*Goals*:
[A] According to the PWM converter text, how are no-load or switching losses modeled?
[B] Reproduce the section of the PWM converter text that begins with the words containing "3.3.1.2. Load flow" and ends with "terminals are specified.".

*Page text*:
▬▬▬▬▬▬▬▬▬▬

Both no-load and load losses models are included in the PWM converter model. No-load or
switching losses are represented and modelled by a shunt resistance between the DC
terminals. Furthermore, load losses are represented and modelled as a series resistance on
the AC side. Refer to Figure 35 for the equivalent circuit of the built-in DIgSILENT Powerfactory
PWM converter model with series reactance and losses represented.
3.3.1.2. Load flow control conditions of PWM converter
The load flow analyses results of the PWM converter depend on the chosen control condition.
DIgSILENT PowerFactory provide various control conditions that are supported by the PWM
converter. The description and general application of each condition are defined below [47]:
• ACV - phi : The AC terminal magnitude and phase are specified. This is generally used
with motor-side converters in variable speed drives.
• DCV - phi : The magnitude of DC voltage and phase of AC terminals are specified.
There is no typical application for this condition.
• PWM - phi : This condition provide no control as the magnitude and phase of the
amplitude modulation factor are directly set.

▬▬▬▬▬▬▬▬▬▬

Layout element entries
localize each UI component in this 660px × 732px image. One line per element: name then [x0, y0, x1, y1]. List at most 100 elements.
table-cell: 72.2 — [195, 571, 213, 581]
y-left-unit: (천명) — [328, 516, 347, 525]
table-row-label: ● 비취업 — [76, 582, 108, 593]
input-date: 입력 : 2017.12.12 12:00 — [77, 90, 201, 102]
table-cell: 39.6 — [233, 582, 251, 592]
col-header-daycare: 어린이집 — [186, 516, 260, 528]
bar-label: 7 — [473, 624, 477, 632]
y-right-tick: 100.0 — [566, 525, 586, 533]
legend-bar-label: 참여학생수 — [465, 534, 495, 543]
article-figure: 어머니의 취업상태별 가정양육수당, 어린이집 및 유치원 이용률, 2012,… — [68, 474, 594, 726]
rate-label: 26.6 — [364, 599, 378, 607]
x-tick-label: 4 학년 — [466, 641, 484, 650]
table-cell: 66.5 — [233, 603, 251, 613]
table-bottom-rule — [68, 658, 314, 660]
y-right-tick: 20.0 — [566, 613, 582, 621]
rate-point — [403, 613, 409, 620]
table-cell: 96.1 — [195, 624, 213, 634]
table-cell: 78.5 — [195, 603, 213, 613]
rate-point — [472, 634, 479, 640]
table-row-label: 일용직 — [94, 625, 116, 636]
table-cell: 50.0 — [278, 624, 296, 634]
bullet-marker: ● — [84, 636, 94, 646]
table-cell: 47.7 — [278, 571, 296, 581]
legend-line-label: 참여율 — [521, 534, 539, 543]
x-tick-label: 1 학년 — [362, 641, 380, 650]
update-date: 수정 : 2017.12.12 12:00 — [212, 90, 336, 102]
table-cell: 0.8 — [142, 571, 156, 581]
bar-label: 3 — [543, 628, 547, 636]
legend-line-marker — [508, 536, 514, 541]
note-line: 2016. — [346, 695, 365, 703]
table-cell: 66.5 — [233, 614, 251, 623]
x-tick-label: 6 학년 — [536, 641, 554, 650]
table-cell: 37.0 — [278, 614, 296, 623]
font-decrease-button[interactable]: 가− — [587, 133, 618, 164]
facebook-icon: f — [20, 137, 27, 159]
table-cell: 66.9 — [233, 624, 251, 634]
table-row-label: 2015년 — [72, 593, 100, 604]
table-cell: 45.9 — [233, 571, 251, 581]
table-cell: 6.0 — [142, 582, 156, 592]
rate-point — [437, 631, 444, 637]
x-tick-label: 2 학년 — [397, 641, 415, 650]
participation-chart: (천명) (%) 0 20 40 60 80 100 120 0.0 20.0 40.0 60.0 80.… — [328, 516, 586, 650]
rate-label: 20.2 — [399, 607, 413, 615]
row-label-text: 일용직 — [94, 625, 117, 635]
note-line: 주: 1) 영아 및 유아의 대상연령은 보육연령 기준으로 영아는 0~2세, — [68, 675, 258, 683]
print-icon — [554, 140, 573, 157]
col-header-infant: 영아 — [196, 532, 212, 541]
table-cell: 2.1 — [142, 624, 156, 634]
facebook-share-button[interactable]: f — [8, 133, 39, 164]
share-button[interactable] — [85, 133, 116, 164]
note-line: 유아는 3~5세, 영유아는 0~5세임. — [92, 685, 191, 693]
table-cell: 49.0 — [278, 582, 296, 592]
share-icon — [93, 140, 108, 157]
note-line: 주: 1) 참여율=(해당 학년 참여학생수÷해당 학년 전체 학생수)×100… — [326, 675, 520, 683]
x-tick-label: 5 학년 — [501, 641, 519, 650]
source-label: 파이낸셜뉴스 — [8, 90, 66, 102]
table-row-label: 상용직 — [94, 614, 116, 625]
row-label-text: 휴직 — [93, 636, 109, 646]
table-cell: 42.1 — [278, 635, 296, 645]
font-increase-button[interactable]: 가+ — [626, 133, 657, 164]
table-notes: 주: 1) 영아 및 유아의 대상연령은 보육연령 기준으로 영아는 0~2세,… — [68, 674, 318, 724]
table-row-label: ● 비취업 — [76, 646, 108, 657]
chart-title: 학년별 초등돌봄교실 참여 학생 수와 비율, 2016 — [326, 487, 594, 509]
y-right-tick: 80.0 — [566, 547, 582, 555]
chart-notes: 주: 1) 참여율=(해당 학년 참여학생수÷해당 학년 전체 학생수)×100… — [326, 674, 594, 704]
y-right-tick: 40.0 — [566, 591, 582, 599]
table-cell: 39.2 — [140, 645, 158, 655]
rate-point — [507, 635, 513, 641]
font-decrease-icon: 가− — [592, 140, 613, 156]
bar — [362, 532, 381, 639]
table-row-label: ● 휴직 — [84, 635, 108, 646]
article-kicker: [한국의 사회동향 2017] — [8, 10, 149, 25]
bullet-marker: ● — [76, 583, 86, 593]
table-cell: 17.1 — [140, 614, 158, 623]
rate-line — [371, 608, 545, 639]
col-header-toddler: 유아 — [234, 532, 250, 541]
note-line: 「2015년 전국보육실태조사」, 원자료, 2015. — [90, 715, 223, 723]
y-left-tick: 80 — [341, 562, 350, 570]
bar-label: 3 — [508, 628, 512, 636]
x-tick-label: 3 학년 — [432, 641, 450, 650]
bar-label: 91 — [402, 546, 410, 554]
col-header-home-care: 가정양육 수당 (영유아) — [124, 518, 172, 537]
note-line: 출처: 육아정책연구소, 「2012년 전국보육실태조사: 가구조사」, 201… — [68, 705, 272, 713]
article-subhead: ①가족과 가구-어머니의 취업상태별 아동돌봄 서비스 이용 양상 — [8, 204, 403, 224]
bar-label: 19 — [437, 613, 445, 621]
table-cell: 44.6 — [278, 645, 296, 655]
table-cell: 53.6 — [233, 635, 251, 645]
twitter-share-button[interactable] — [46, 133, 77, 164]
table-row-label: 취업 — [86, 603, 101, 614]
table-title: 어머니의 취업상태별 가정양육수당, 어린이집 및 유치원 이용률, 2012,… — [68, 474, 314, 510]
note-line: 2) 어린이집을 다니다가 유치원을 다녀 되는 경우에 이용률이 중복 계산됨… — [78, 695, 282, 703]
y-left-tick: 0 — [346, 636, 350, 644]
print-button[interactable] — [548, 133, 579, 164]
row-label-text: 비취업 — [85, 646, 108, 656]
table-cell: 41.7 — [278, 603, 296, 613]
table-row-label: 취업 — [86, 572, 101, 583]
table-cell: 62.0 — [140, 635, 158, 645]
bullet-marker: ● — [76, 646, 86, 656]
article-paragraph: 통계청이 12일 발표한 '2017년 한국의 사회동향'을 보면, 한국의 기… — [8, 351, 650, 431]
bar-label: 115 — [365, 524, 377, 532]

▬▬▬▬▬▬▬▬▬▬

*Task results*:
[A] They are modeled as a shunt resistance between the DC terminals.

[B]
3.3.1.2. Load flow control conditions of PWM converter
The load flow analyses results of the PWM converter depend on the chosen control condition.
DIgSILENT PowerFactory provide various control conditions that are supported by the PWM
converter. The description and general application of each condition are defined below [47]:
• ACV - phi : The AC terminal magnitude and phase are specified. This is generally used
with motor-side converters in variable speed drives.
• DCV - phi : The magnitude of DC voltage and phase of AC terminals are specified.